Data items
+ + + + +

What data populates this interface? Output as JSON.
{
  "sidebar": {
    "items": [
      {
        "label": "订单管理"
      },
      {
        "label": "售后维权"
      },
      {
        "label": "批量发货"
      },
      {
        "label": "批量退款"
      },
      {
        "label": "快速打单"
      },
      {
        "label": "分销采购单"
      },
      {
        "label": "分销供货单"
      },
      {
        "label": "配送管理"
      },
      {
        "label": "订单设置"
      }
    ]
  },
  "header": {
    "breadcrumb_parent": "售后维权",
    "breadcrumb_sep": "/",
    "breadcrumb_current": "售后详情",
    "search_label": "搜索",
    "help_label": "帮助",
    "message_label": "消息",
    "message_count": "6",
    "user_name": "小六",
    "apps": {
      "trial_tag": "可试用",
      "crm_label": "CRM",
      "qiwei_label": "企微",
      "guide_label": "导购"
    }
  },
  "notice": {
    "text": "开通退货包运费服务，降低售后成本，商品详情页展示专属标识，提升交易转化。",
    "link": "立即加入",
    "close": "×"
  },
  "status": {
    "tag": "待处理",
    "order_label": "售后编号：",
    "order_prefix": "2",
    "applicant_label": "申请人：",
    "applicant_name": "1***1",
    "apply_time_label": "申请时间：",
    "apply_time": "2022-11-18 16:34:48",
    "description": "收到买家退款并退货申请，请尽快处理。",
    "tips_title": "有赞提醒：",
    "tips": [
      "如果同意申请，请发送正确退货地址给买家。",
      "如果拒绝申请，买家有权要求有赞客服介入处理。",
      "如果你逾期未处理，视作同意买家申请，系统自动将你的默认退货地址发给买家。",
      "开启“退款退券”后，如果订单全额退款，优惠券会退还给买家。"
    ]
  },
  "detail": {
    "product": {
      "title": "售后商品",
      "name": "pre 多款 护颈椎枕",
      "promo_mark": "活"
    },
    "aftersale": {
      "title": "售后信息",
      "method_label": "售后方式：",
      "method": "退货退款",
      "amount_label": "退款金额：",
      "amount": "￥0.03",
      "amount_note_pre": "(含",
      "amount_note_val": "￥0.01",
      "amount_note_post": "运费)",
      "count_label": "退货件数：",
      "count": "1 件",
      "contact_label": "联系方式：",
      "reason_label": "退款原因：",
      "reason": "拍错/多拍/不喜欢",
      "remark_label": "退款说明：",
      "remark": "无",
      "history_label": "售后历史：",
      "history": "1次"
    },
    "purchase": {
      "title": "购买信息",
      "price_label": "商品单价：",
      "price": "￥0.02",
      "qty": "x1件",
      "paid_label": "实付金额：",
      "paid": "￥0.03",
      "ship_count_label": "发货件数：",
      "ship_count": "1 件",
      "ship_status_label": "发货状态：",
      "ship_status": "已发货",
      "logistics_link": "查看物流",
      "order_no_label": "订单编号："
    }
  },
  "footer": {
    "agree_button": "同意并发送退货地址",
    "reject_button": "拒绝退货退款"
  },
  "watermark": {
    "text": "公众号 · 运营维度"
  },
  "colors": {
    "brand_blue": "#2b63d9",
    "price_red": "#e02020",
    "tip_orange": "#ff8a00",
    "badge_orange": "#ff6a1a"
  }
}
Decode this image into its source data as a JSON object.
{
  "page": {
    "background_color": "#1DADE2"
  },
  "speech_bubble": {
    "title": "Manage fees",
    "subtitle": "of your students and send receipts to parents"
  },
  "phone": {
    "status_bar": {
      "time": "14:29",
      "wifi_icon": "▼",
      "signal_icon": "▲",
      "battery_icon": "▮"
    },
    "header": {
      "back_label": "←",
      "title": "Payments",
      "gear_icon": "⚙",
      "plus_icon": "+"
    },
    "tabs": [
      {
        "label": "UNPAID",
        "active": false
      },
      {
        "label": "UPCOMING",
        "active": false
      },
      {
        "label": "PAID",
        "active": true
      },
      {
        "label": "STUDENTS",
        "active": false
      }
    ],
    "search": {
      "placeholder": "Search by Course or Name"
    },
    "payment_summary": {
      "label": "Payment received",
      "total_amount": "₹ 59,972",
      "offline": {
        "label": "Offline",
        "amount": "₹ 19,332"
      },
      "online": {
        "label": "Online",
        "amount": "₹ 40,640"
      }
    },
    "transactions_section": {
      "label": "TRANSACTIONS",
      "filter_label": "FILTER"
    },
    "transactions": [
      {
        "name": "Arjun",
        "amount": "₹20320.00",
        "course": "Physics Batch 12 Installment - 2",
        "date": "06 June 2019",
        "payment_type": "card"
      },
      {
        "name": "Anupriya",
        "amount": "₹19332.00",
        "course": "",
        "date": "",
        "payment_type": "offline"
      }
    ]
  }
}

+ + + + +

Work required
Restate the whole of the material exactly.

Answer to the task
What data populates this interface? Output as JSON.
{
  "sidebar": {
    "items": [
      {
        "label": "订单管理"
      },
      {
        "label": "售后维权"
      },
      {
        "label": "批量发货"
      },
      {
        "label": "批量退款"
      },
      {
        "label": "快速打单"
      },
      {
        "label": "分销采购单"
      },
      {
        "label": "分销供货单"
      },
      {
        "label": "配送管理"
      },
      {
        "label": "订单设置"
      }
    ]
  },
  "header": {
    "breadcrumb_parent": "售后维权",
    "breadcrumb_sep": "/",
    "breadcrumb_current": "售后详情",
    "search_label": "搜索",
    "help_label": "帮助",
    "message_label": "消息",
    "message_count": "6",
    "user_name": "小六",
    "apps": {
      "trial_tag": "可试用",
      "crm_label": "CRM",
      "qiwei_label": "企微",
      "guide_label": "导购"
    }
  },
  "notice": {
    "text": "开通退货包运费服务，降低售后成本，商品详情页展示专属标识，提升交易转化。",
    "link": "立即加入",
    "close": "×"
  },
  "status": {
    "tag": "待处理",
    "order_label": "售后编号：",
    "order_prefix": "2",
    "applicant_label": "申请人：",
    "applicant_name": "1***1",
    "apply_time_label": "申请时间：",
    "apply_time": "2022-11-18 16:34:48",
    "description": "收到买家退款并退货申请，请尽快处理。",
    "tips_title": "有赞提醒：",
    "tips": [
      "如果同意申请，请发送正确退货地址给买家。",
      "如果拒绝申请，买家有权要求有赞客服介入处理。",
      "如果你逾期未处理，视作同意买家申请，系统自动将你的默认退货地址发给买家。",
      "开启“退款退券”后，如果订单全额退款，优惠券会退还给买家。"
    ]
  },
  "detail": {
    "product": {
      "title": "售后商品",
      "name": "pre 多款 护颈椎枕",
      "promo_mark": "活"
    },
    "aftersale": {
      "title": "售后信息",
      "method_label": "售后方式：",
      "method": "退货退款",
      "amount_label": "退款金额：",
      "amount": "￥0.03",
      "amount_note_pre": "(含",
      "amount_note_val": "￥0.01",
      "amount_note_post": "运费)",
      "count_label": "退货件数：",
      "count": "1 件",
      "contact_label": "联系方式：",
      "reason_label": "退款原因：",
      "reason": "拍错/多拍/不喜欢",
      "remark_label": "退款说明：",
      "remark": "无",
      "history_label": "售后历史：",
      "history": "1次"
    },
    "purchase": {
      "title": "购买信息",
      "price_label": "商品单价：",
      "price": "￥0.02",
      "qty": "x1件",
      "paid_label": "实付金额：",
      "paid": "￥0.03",
      "ship_count_label": "发货件数：",
      "ship_count": "1 件",
      "ship_status_label": "发货状态：",
      "ship_status": "已发货",
      "logistics_link": "查看物流",
      "order_no_label": "订单编号："
    }
  },
  "footer": {
    "agree_button": "同意并发送退货地址",
    "reject_button": "拒绝退货退款"
  },
  "watermark": {
    "text": "公众号 · 运营维度"
  },
  "colors": {
    "brand_blue": "#2b63d9",
    "price_red": "#e02020",
    "tip_orange": "#ff8a00",
    "badge_orange": "#ff6a1a"
  }
}
Decode this image into its source data as a JSON object.
{
  "page": {
    "background_color": "#1DADE2"
  },
  "speech_bubble": {
    "title": "Manage fees",
    "subtitle": "of your students and send receipts to parents"
  },
  "phone": {
    "status_bar": {
      "time": "14:29",
      "wifi_icon": "▼",
      "signal_icon": "▲",
      "battery_icon": "▮"
    },
    "header": {
      "back_label": "←",
      "title": "Payments",
      "gear_icon": "⚙",
      "plus_icon": "+"
    },
    "tabs": [
      {
        "label": "UNPAID",
        "active": false
      },
      {
        "label": "UPCOMING",
        "active": false
      },
      {
        "label": "PAID",
        "active": true
      },
      {
        "label": "STUDENTS",
        "active": false
      }
    ],
    "search": {
      "placeholder": "Search by Course or Name"
    },
    "payment_summary": {
      "label": "Payment received",
      "total_amount": "₹ 59,972",
      "offline": {
        "label": "Offline",
        "amount": "₹ 19,332"
      },
      "online": {
        "label": "Online",
        "amount": "₹ 40,640"
      }
    },
    "transactions_section": {
      "label": "TRANSACTIONS",
      "filter_label": "FILTER"
    },
    "transactions": [
      {
        "name": "Arjun",
        "amount": "₹20320.00",
        "course": "Physics Batch 12 Installment - 2",
        "date": "06 June 2019",
        "payment_type": "card"
      },
      {
        "name": "Anupriya",
        "amount": "₹19332.00",
        "course": "",
        "date": "",
        "payment_type": "offline"
      }
    ]
  }
}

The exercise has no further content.